Extracted data entries

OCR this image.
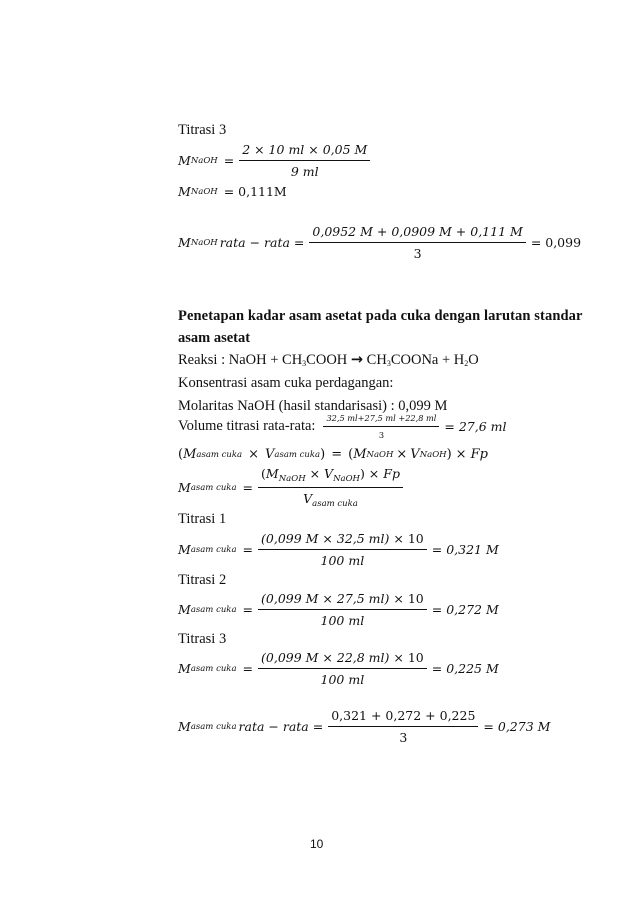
Titrasi 3
M NaOH = $\frac{2 \times 10 ml \times 0,05 M}{9 ml}$
M NaOH = 0,111M
M NaOH rata − rata = $\frac{0,0952 M + 0,0909 M + 0,111 M}{3} = 0,099$
Penetapan kadar asam asetat pada cuka dengan larutan standar
asam asetat
Reaksi : NaOH + CH3COOH → CH3COONa + H2O
Konsentrasi asam cuka perdagangan:
Molaritas NaOH (hasil standarisasi) : 0,099 M
Volume titrasi rata-rata: $\frac{32,5 ml+27,5 ml +22,8 ml}{3} = 27,6$ ml
( M asam cuka × V asam cuka ) = ( M NaOH × V NaOH ) × Fp
M asam cuka = $\frac{(M_{NaOH} \times V_{NaOH}) \times Fp}{V_{asam cuka}}$
Titrasi 1
M asam cuka = $\frac{(0,099 M \times 32,5 ml) \times 10}{100 ml} = 0,321$ M
Titrasi 2
M asam cuka = $\frac{(0,099 M \times 27,5 ml) \times 10}{100 ml} = 0,272$ M
Titrasi 3
M asam cuka = $\frac{(0,099 M \times 22,8 ml) \times 10}{100 ml} = 0,225$ M
M asam cuka rata − rata = $\frac{0,321 + 0,272 + 0,225}{3} = 0,273$ M
10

* _SET PROBLEM_
Restate the data above word for word. Do not include the images.

* _EXERCISE SOLUTION_
OCR this image.
Titrasi 3
M NaOH = $\frac{2 \times 10 ml \times 0,05 M}{9 ml}$
M NaOH = 0,111M
M NaOH rata − rata = $\frac{0,0952 M + 0,0909 M + 0,111 M}{3} = 0,099$
Penetapan kadar asam asetat pada cuka dengan larutan standar
asam asetat
Reaksi : NaOH + CH3COOH → CH3COONa + H2O
Konsentrasi asam cuka perdagangan:
Molaritas NaOH (hasil standarisasi) : 0,099 M
Volume titrasi rata-rata: $\frac{32,5 ml+27,5 ml +22,8 ml}{3} = 27,6$ ml
( M asam cuka × V asam cuka ) = ( M NaOH × V NaOH ) × Fp
M asam cuka = $\frac{(M_{NaOH} \times V_{NaOH}) \times Fp}{V_{asam cuka}}$
Titrasi 1
M asam cuka = $\frac{(0,099 M \times 32,5 ml) \times 10}{100 ml} = 0,321$ M
Titrasi 2
M asam cuka = $\frac{(0,099 M \times 27,5 ml) \times 10}{100 ml} = 0,272$ M
Titrasi 3
M asam cuka = $\frac{(0,099 M \times 22,8 ml) \times 10}{100 ml} = 0,225$ M
M asam cuka rata − rata = $\frac{0,321 + 0,272 + 0,225}{3} = 0,273$ M
10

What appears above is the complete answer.